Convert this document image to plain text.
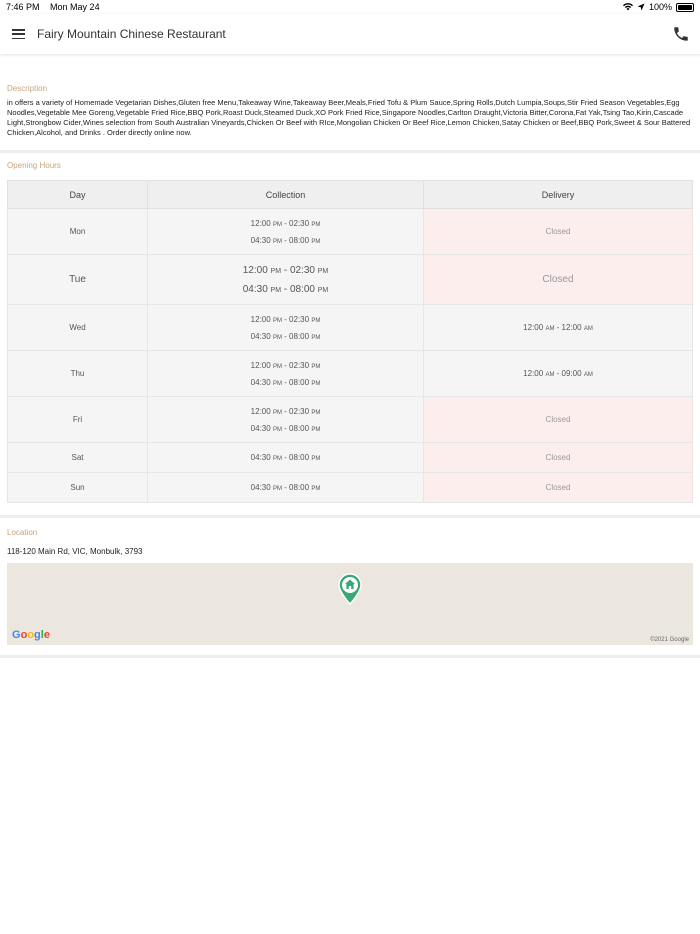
7:46 PM Mon May 24	100%
Fairy Mountain Chinese Restaurant
Description
in offers a variety of Homemade Vegetarian Dishes,Gluten free Menu,Takeaway Wine,Takeaway Beer,Meals,Fried Tofu & Plum Sauce,Spring Rolls,Dutch Lumpia,Soups,Stir Fried Season Vegetables,Egg Noodles,Vegetable Mee Goreng,Vegetable Fried Rice,BBQ Pork,Roast Duck,Steamed Duck,XO Pork Fried Rice,Singapore Noodles,Carlton Draught,Victoria Bitter,Corona,Fat Yak,Tsing Tao,Kirin,Cascade Light,Strongbow Cider,Wines selection from South Australian Vineyards,Chicken Or Beef with RIce,Mongolian Chicken Or Beef Rice,Lemon Chicken,Satay Chicken or Beef,BBQ Pork,Sweet & Sour Battered Chicken,Alcohol, and Drinks . Order directly online now.
Opening Hours
Day	Collection	Delivery
Mon	12:00 PM - 02:30 PM
04:30 PM - 08:00 PM	Closed
Tue	12:00 PM - 02:30 PM
04:30 PM - 08:00 PM	Closed
Wed	12:00 PM - 02:30 PM
04:30 PM - 08:00 PM	12:00 AM - 12:00 AM

Thu	12:00 PM - 02:30 PM
04:30 PM - 08:00 PM	12:00 AM - 09:00 AM

Fri	12:00 PM - 02:30 PM
04:30 PM - 08:00 PM	Closed
Sat	04:30 PM - 08:00 PM	Closed
Sun	04:30 PM - 08:00 PM	Closed
Location
118-120 Main Rd, VIC, Monbulk, 3793
Google	©2021 Google
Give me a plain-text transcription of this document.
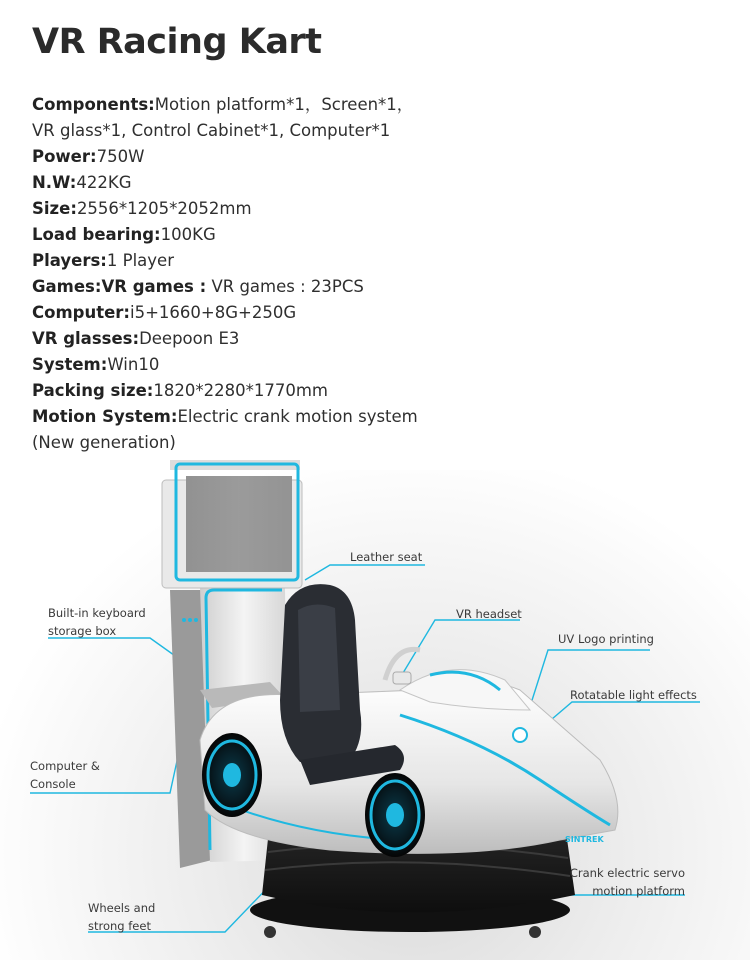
VR Racing Kart
Components:Motion platform*1，Screen*1，
VR glass*1, Control Cabinet*1, Computer*1
Power:750W
N.W:422KG
Size:2556*1205*2052mm
Load bearing:100KG
Players:1 Player
Games:VR games : VR games : 23PCS
Computer:i5+1660+8G+250G
VR glasses:Deepoon E3
System:Win10
Packing size:1820*2280*1770mm
Motion System:Electric crank motion system
(New generation)
SINTREK
Leather seat
Built-in keyboard
storage box
VR headset
UV Logo printing
Rotatable light effects
Computer &
Console
Crank electric servo
motion platform
Wheels and
strong feet
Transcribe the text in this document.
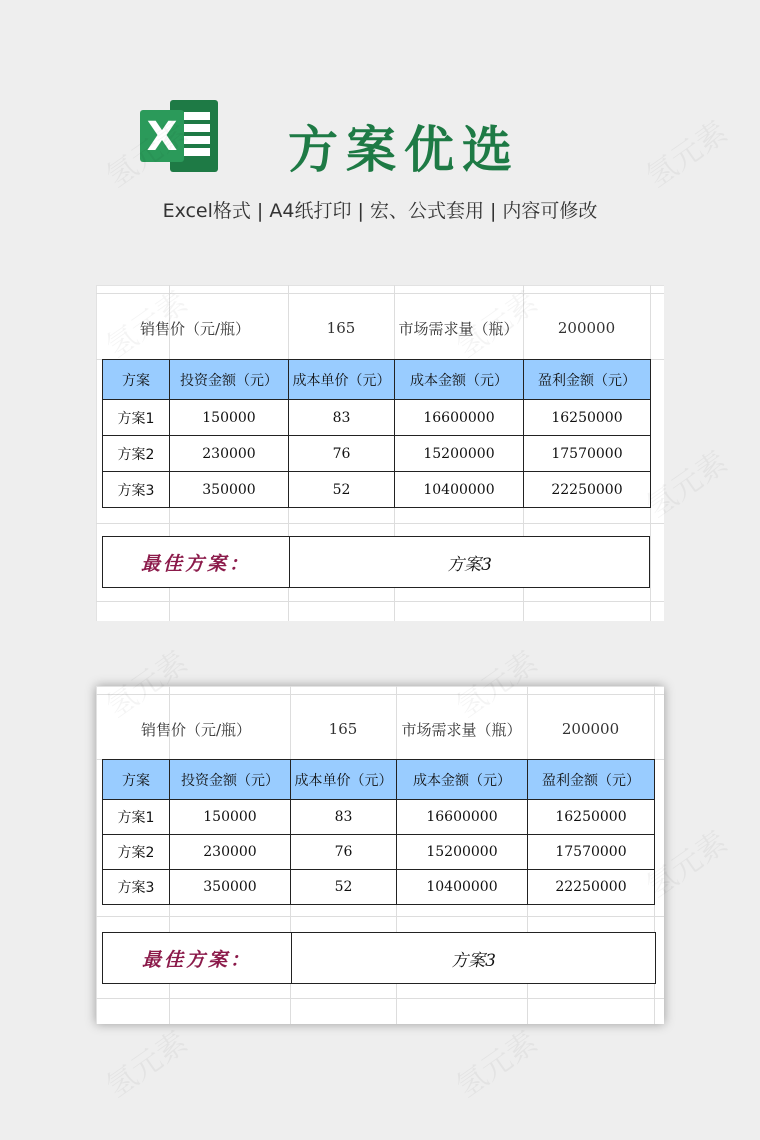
X 方案优选
Excel格式 | A4纸打印 | 宏、公式套用 | 内容可修改
销售价（元/瓶）	165	市场需求量（瓶）	200000
方案	投资金额（元）	成本单价（元）	成本金额（元）	盈利金额（元）
方案1	150000	83	16600000	16250000
方案2	230000	76	15200000	17570000
方案3	350000	52	10400000	22250000
最佳方案：	方案3
销售价（元/瓶）	165	市场需求量（瓶）	200000
方案	投资金额（元）	成本单价（元）	成本金额（元）	盈利金额（元）
方案1	150000	83	16600000	16250000
方案2	230000	76	15200000	17570000
方案3	350000	52	10400000	22250000
最佳方案：	方案3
________________________________________
Repeat each record exactly as shown above, dropping all images.

• Result
Convert this document image to plain text.
7:46 PM Mon May 24	100%
Fairy Mountain Chinese Restaurant
Description
in offers a variety of Homemade Vegetarian Dishes,Gluten free Menu,Takeaway Wine,Takeaway Beer,Meals,Fried Tofu & Plum Sauce,Spring Rolls,Dutch Lumpia,Soups,Stir Fried Season Vegetables,Egg Noodles,Vegetable Mee Goreng,Vegetable Fried Rice,BBQ Pork,Roast Duck,Steamed Duck,XO Pork Fried Rice,Singapore Noodles,Carlton Draught,Victoria Bitter,Corona,Fat Yak,Tsing Tao,Kirin,Cascade Light,Strongbow Cider,Wines selection from South Australian Vineyards,Chicken Or Beef with RIce,Mongolian Chicken Or Beef Rice,Lemon Chicken,Satay Chicken or Beef,BBQ Pork,Sweet & Sour Battered Chicken,Alcohol, and Drinks . Order directly online now.
Opening Hours
Day	Collection	Delivery
Mon	12:00 PM - 02:30 PM
04:30 PM - 08:00 PM	Closed
Tue	12:00 PM - 02:30 PM
04:30 PM - 08:00 PM	Closed
Wed	12:00 PM - 02:30 PM
04:30 PM - 08:00 PM	12:00 AM - 12:00 AM

Thu	12:00 PM - 02:30 PM
04:30 PM - 08:00 PM	12:00 AM - 09:00 AM

Fri	12:00 PM - 02:30 PM
04:30 PM - 08:00 PM	Closed
Sat	04:30 PM - 08:00 PM	Closed
Sun	04:30 PM - 08:00 PM	Closed
Location
118-120 Main Rd, VIC, Monbulk, 3793
Google	©2021 Google
Give me a plain-text transcription of this document.
VR Racing Kart
Components:Motion platform*1，Screen*1，
VR glass*1, Control Cabinet*1, Computer*1
Power:750W
N.W:422KG
Size:2556*1205*2052mm
Load bearing:100KG
Players:1 Player
Games:VR games : VR games : 23PCS
Computer:i5+1660+8G+250G
VR glasses:Deepoon E3
System:Win10
Packing size:1820*2280*1770mm
Motion System:Electric crank motion system
(New generation)
SINTREK
Leather seat
Built-in keyboard
storage box
VR headset
UV Logo printing
Rotatable light effects
Computer &
Console
Crank electric servo
motion platform
Wheels and
strong feet
Transcribe the text in this document.
X 方案优选
Excel格式 | A4纸打印 | 宏、公式套用 | 内容可修改
销售价（元/瓶）	165	市场需求量（瓶）	200000
方案	投资金额（元）	成本单价（元）	成本金额（元）	盈利金额（元）
方案1	150000	83	16600000	16250000
方案2	230000	76	15200000	17570000
方案3	350000	52	10400000	22250000
最佳方案：	方案3
销售价（元/瓶）	165	市场需求量（瓶）	200000
方案	投资金额（元）	成本单价（元）	成本金额（元）	盈利金额（元）
方案1	150000	83	16600000	16250000
方案2	230000	76	15200000	17570000
方案3	350000	52	10400000	22250000
最佳方案：	方案3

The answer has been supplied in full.